SHORT PROBLEM
In the records that follow, locate every line with "我同事看到我的" and extract it.

DATA LISTING

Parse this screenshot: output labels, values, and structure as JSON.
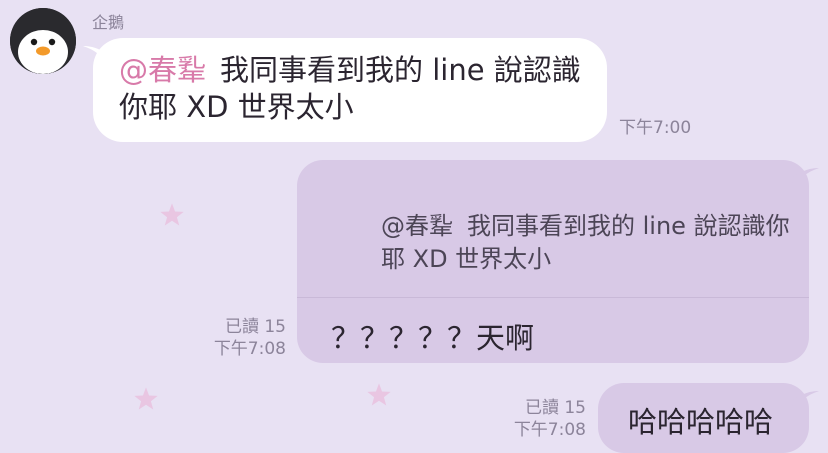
{
  "colors": {
    "background": "#e8e1f3",
    "incoming_bubble": "#ffffff",
    "outgoing_bubble": "#d8c9e6",
    "mention": "#d87aa9",
    "meta_text": "#8c849a",
    "star": "#e9c6e2"
  },
  "incoming_message": {
    "sender": "企鵝",
    "avatar_icon": "penguin-icon",
    "mention": "@春𢆡",
    "text": "我同事看到我的 line 說認識你耶 XD 世界太小",
    "time": "下午7:00"
  },
  "reply_message": {
    "quoted_mention": "@春𢆡",
    "quoted_text": "我同事看到我的 line 說認識你耶 XD 世界太小",
    "text": "？？？？？天啊",
    "read_status": "已讀 15",
    "time": "下午7:08"
  },
  "last_message": {
    "text": "哈哈哈哈哈",
    "read_status": "已讀 15",
    "time": "下午7:08"
  }
}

CORRECT OUTPUT
    "text": "我同事看到我的 line 說認識你耶 XD 世界太小",
    "quoted_text": "我同事看到我的 line 說認識你耶 XD 世界太小",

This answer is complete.